▸ **Data lines**:
☆ ☆ ☆ ☆ ☆

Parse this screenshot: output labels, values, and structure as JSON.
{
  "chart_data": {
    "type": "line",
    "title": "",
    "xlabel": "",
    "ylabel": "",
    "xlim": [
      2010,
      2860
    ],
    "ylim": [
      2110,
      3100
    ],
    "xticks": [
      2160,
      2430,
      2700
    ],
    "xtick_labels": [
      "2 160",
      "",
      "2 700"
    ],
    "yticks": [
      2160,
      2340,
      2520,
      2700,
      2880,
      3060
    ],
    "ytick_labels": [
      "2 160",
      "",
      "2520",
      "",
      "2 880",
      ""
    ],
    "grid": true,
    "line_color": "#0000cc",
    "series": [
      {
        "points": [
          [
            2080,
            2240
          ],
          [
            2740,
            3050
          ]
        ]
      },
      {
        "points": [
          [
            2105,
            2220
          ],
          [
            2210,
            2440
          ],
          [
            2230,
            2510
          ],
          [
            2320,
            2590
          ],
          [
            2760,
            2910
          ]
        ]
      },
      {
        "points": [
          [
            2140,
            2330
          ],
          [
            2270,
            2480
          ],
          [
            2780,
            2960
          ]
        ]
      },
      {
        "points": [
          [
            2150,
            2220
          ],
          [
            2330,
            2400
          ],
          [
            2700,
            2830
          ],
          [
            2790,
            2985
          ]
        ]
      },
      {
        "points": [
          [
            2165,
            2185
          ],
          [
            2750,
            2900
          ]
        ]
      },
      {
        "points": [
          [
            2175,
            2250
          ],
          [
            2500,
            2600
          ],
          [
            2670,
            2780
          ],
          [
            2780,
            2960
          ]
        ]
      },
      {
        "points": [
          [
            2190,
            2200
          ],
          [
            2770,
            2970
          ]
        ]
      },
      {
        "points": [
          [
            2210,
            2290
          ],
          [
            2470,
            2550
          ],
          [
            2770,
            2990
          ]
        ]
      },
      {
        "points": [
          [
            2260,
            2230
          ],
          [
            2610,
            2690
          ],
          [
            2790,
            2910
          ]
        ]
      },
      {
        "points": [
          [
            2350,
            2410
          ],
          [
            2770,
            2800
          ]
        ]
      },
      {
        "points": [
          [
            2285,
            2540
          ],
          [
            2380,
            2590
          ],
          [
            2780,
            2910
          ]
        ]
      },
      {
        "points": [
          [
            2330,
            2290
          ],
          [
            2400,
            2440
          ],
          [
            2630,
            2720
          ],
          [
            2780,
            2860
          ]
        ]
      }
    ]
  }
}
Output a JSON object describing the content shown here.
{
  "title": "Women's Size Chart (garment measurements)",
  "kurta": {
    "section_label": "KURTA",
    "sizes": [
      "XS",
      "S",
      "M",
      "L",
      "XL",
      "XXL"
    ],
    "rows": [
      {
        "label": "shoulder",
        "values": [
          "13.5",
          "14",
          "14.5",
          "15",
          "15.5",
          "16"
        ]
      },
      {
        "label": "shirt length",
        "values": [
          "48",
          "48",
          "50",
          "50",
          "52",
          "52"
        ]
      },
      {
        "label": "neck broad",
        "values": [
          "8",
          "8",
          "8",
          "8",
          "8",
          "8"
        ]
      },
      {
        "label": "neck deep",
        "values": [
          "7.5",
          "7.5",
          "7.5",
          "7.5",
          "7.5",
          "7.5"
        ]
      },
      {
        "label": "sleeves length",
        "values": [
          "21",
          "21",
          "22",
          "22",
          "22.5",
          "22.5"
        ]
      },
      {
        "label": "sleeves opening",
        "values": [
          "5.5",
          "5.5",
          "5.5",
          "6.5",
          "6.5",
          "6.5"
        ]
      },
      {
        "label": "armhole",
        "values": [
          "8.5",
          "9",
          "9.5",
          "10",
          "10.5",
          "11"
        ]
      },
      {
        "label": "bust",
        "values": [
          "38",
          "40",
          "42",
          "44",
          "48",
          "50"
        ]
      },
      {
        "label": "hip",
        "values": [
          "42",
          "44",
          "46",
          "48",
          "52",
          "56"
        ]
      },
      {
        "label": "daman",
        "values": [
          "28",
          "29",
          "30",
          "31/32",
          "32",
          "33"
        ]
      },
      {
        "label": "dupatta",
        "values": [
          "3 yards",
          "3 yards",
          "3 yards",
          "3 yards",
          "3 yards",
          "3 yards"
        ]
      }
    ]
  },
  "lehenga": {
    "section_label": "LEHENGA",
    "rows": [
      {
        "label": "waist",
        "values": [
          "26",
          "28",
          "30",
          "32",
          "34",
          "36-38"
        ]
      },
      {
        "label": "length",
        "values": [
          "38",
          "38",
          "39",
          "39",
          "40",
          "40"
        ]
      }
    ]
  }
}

☆ ☆ ☆ ☆ ☆

Please set down all the data word for word.

Parse this screenshot: output labels, values, and structure as JSON.
{
  "chart_data": {
    "type": "line",
    "title": "",
    "xlabel": "",
    "ylabel": "",
    "xlim": [
      2010,
      2860
    ],
    "ylim": [
      2110,
      3100
    ],
    "xticks": [
      2160,
      2430,
      2700
    ],
    "xtick_labels": [
      "2 160",
      "",
      "2 700"
    ],
    "yticks": [
      2160,
      2340,
      2520,
      2700,
      2880,
      3060
    ],
    "ytick_labels": [
      "2 160",
      "",
      "2520",
      "",
      "2 880",
      ""
    ],
    "grid": true,
    "line_color": "#0000cc",
    "series": [
      {
        "points": [
          [
            2080,
            2240
          ],
          [
            2740,
            3050
          ]
        ]
      },
      {
        "points": [
          [
            2105,
            2220
          ],
          [
            2210,
            2440
          ],
          [
            2230,
            2510
          ],
          [
            2320,
            2590
          ],
          [
            2760,
            2910
          ]
        ]
      },
      {
        "points": [
          [
            2140,
            2330
          ],
          [
            2270,
            2480
          ],
          [
            2780,
            2960
          ]
        ]
      },
      {
        "points": [
          [
            2150,
            2220
          ],
          [
            2330,
            2400
          ],
          [
            2700,
            2830
          ],
          [
            2790,
            2985
          ]
        ]
      },
      {
        "points": [
          [
            2165,
            2185
          ],
          [
            2750,
            2900
          ]
        ]
      },
      {
        "points": [
          [
            2175,
            2250
          ],
          [
            2500,
            2600
          ],
          [
            2670,
            2780
          ],
          [
            2780,
            2960
          ]
        ]
      },
      {
        "points": [
          [
            2190,
            2200
          ],
          [
            2770,
            2970
          ]
        ]
      },
      {
        "points": [
          [
            2210,
            2290
          ],
          [
            2470,
            2550
          ],
          [
            2770,
            2990
          ]
        ]
      },
      {
        "points": [
          [
            2260,
            2230
          ],
          [
            2610,
            2690
          ],
          [
            2790,
            2910
          ]
        ]
      },
      {
        "points": [
          [
            2350,
            2410
          ],
          [
            2770,
            2800
          ]
        ]
      },
      {
        "points": [
          [
            2285,
            2540
          ],
          [
            2380,
            2590
          ],
          [
            2780,
            2910
          ]
        ]
      },
      {
        "points": [
          [
            2330,
            2290
          ],
          [
            2400,
            2440
          ],
          [
            2630,
            2720
          ],
          [
            2780,
            2860
          ]
        ]
      }
    ]
  }
}
Output a JSON object describing the content shown here.
{
  "title": "Women's Size Chart (garment measurements)",
  "kurta": {
    "section_label": "KURTA",
    "sizes": [
      "XS",
      "S",
      "M",
      "L",
      "XL",
      "XXL"
    ],
    "rows": [
      {
        "label": "shoulder",
        "values": [
          "13.5",
          "14",
          "14.5",
          "15",
          "15.5",
          "16"
        ]
      },
      {
        "label": "shirt length",
        "values": [
          "48",
          "48",
          "50",
          "50",
          "52",
          "52"
        ]
      },
      {
        "label": "neck broad",
        "values": [
          "8",
          "8",
          "8",
          "8",
          "8",
          "8"
        ]
      },
      {
        "label": "neck deep",
        "values": [
          "7.5",
          "7.5",
          "7.5",
          "7.5",
          "7.5",
          "7.5"
        ]
      },
      {
        "label": "sleeves length",
        "values": [
          "21",
          "21",
          "22",
          "22",
          "22.5",
          "22.5"
        ]
      },
      {
        "label": "sleeves opening",
        "values": [
          "5.5",
          "5.5",
          "5.5",
          "6.5",
          "6.5",
          "6.5"
        ]
      },
      {
        "label": "armhole",
        "values": [
          "8.5",
          "9",
          "9.5",
          "10",
          "10.5",
          "11"
        ]
      },
      {
        "label": "bust",
        "values": [
          "38",
          "40",
          "42",
          "44",
          "48",
          "50"
        ]
      },
      {
        "label": "hip",
        "values": [
          "42",
          "44",
          "46",
          "48",
          "52",
          "56"
        ]
      },
      {
        "label": "daman",
        "values": [
          "28",
          "29",
          "30",
          "31/32",
          "32",
          "33"
        ]
      },
      {
        "label": "dupatta",
        "values": [
          "3 yards",
          "3 yards",
          "3 yards",
          "3 yards",
          "3 yards",
          "3 yards"
        ]
      }
    ]
  },
  "lehenga": {
    "section_label": "LEHENGA",
    "rows": [
      {
        "label": "waist",
        "values": [
          "26",
          "28",
          "30",
          "32",
          "34",
          "36-38"
        ]
      },
      {
        "label": "length",
        "values": [
          "38",
          "38",
          "39",
          "39",
          "40",
          "40"
        ]
      }
    ]
  }
}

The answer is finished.